[Dataset items]
++++
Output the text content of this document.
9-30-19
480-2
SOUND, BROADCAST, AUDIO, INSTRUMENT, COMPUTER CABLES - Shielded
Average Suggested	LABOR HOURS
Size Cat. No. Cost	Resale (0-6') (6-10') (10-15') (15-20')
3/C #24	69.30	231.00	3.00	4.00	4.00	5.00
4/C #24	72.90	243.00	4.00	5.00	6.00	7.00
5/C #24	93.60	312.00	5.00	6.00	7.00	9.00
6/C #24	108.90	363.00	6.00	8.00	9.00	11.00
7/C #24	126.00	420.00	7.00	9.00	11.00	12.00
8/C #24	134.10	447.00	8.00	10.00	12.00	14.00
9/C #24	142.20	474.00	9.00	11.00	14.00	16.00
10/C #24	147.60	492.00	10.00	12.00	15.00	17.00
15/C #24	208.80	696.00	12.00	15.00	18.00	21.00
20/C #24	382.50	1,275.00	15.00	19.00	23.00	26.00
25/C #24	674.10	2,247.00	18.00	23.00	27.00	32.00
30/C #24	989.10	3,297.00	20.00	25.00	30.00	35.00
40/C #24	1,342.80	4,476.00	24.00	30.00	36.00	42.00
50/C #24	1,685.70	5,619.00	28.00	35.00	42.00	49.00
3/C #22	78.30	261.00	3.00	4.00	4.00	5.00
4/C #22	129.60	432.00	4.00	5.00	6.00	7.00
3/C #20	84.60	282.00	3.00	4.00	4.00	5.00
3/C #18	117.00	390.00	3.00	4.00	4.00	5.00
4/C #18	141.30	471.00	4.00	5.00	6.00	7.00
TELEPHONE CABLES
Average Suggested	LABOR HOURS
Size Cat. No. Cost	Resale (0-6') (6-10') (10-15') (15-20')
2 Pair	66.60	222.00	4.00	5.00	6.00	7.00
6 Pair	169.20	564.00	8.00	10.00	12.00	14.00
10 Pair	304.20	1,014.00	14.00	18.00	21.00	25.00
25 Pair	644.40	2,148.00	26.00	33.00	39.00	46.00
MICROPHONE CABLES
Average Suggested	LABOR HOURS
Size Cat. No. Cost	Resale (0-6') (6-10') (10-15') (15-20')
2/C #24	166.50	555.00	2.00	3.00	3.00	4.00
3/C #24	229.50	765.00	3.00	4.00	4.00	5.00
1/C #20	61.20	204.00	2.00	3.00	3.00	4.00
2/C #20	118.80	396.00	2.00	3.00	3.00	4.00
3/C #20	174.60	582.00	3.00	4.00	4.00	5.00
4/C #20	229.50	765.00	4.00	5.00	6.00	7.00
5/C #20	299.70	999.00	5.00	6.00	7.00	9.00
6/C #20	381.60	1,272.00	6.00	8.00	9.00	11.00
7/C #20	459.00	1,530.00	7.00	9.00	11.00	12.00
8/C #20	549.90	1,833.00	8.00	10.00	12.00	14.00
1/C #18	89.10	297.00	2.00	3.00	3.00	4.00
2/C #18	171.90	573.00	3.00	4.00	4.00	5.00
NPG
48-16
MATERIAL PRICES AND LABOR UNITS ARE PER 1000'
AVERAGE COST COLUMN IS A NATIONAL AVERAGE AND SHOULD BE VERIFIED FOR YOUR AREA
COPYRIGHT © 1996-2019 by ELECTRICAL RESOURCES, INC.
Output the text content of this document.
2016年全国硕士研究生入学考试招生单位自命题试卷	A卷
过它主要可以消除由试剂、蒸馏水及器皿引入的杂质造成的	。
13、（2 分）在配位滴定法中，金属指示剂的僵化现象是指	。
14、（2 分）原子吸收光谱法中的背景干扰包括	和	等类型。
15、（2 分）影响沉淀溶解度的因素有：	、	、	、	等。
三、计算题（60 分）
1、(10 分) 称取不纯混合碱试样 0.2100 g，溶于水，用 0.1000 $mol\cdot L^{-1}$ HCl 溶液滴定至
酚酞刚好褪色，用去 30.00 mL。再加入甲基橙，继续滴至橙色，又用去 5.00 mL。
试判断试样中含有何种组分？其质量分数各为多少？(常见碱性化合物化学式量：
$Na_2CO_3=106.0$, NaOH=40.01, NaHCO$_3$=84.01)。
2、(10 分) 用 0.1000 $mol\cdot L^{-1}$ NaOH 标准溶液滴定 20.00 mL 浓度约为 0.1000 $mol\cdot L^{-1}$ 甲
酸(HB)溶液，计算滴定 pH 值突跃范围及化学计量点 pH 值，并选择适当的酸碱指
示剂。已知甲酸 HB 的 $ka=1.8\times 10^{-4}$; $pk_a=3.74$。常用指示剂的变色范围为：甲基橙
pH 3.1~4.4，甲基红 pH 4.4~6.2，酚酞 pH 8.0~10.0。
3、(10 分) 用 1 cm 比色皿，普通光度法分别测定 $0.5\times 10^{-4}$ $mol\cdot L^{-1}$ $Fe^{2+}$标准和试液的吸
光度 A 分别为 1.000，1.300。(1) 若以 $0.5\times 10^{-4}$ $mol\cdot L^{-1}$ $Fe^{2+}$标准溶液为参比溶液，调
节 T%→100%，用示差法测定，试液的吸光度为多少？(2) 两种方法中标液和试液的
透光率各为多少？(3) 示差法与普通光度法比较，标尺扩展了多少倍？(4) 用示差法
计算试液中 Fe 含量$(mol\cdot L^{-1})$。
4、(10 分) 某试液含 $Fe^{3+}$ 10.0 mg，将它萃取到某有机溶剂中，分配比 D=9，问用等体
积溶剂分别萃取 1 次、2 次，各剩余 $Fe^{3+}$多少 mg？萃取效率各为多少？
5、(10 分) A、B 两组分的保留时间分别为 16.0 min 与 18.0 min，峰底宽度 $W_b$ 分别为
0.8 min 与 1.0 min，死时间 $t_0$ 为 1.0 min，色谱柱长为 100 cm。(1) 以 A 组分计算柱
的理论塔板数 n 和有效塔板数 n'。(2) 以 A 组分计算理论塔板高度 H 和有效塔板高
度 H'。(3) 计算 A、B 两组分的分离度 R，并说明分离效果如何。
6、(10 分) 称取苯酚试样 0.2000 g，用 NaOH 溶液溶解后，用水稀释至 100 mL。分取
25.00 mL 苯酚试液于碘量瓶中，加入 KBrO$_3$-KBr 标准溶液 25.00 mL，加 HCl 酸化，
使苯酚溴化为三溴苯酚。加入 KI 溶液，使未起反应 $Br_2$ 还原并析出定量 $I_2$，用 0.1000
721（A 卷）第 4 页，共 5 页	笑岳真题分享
++++
What is expected = Find every line in the records above that holds the word "Pair", and copy each one.

Complete response =
2 Pair	66.60	222.00	4.00	5.00	6.00	7.00
6 Pair	169.20	564.00	8.00	10.00	12.00	14.00
10 Pair	304.20	1,014.00	14.00	18.00	21.00	25.00
25 Pair	644.40	2,148.00	26.00	33.00	39.00	46.00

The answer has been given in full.